Search the data for the string "defendant" and extract every line where it appears.

[Rows from a figure dataset]
/---

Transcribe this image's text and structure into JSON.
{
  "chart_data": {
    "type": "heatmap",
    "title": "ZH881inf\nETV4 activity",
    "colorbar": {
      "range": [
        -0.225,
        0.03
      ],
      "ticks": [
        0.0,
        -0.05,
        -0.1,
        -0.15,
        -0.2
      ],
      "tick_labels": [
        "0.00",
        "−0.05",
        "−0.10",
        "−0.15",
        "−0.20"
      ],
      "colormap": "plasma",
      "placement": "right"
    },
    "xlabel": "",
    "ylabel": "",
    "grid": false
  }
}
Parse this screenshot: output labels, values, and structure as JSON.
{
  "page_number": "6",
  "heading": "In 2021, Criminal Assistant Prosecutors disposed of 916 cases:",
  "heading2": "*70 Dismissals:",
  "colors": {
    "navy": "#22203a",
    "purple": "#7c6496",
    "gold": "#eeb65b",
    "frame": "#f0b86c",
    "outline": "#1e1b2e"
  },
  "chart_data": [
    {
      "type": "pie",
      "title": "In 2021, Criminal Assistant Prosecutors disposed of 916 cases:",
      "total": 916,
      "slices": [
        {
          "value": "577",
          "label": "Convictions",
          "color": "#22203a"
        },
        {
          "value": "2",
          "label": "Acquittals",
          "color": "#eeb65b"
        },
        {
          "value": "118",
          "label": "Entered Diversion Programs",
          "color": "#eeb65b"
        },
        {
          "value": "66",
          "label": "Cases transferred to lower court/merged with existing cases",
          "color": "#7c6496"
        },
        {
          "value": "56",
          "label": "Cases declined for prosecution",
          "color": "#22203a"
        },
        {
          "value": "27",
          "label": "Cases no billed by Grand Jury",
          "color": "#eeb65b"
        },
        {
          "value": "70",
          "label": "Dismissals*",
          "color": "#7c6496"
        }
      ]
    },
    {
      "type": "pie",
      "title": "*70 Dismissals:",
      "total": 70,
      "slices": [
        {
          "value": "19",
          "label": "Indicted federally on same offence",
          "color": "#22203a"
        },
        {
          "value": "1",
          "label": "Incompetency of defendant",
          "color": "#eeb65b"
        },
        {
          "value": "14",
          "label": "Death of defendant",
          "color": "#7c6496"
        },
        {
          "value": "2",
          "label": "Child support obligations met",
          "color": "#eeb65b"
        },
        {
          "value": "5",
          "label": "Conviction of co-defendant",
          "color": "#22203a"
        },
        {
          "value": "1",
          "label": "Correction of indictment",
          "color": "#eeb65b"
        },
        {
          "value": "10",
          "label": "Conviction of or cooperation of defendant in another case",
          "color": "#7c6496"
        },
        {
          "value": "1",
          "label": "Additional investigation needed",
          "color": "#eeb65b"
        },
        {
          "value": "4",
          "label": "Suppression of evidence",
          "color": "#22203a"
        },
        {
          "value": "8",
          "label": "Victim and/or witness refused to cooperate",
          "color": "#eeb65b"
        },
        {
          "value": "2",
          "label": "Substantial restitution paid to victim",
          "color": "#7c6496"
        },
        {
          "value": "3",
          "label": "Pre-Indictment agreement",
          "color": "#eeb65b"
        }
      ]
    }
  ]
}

\---

> [RESULT BELOW]
          "label": "Incompetency of defendant",
          "label": "Death of defendant",
          "label": "Conviction of co-defendant",
          "label": "Conviction of or cooperation of defendant in another case",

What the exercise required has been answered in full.